**Records for the exercise**
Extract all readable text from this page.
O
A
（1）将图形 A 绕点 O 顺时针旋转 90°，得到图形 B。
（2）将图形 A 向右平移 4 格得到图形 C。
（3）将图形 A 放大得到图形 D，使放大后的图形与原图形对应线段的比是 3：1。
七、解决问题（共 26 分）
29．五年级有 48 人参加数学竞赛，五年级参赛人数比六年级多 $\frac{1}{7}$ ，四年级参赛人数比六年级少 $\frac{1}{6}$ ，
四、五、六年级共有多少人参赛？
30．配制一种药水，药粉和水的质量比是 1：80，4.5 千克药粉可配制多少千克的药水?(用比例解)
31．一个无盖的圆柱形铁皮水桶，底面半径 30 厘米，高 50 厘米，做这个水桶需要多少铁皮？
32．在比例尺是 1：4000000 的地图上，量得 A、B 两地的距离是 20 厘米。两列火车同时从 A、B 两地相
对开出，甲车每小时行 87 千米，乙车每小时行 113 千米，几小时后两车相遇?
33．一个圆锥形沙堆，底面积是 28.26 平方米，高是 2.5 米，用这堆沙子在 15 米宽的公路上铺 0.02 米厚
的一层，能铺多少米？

**Problem requirements**
Go through the records and print each one exactly.

**Expected output**
Extract all readable text from this page.
O
A
（1）将图形 A 绕点 O 顺时针旋转 90°，得到图形 B。
（2）将图形 A 向右平移 4 格得到图形 C。
（3）将图形 A 放大得到图形 D，使放大后的图形与原图形对应线段的比是 3：1。
七、解决问题（共 26 分）
29．五年级有 48 人参加数学竞赛，五年级参赛人数比六年级多 $\frac{1}{7}$ ，四年级参赛人数比六年级少 $\frac{1}{6}$ ，
四、五、六年级共有多少人参赛？
30．配制一种药水，药粉和水的质量比是 1：80，4.5 千克药粉可配制多少千克的药水?(用比例解)
31．一个无盖的圆柱形铁皮水桶，底面半径 30 厘米，高 50 厘米，做这个水桶需要多少铁皮？
32．在比例尺是 1：4000000 的地图上，量得 A、B 两地的距离是 20 厘米。两列火车同时从 A、B 两地相
对开出，甲车每小时行 87 千米，乙车每小时行 113 千米，几小时后两车相遇?
33．一个圆锥形沙堆，底面积是 28.26 平方米，高是 2.5 米，用这堆沙子在 15 米宽的公路上铺 0.02 米厚
的一层，能铺多少米？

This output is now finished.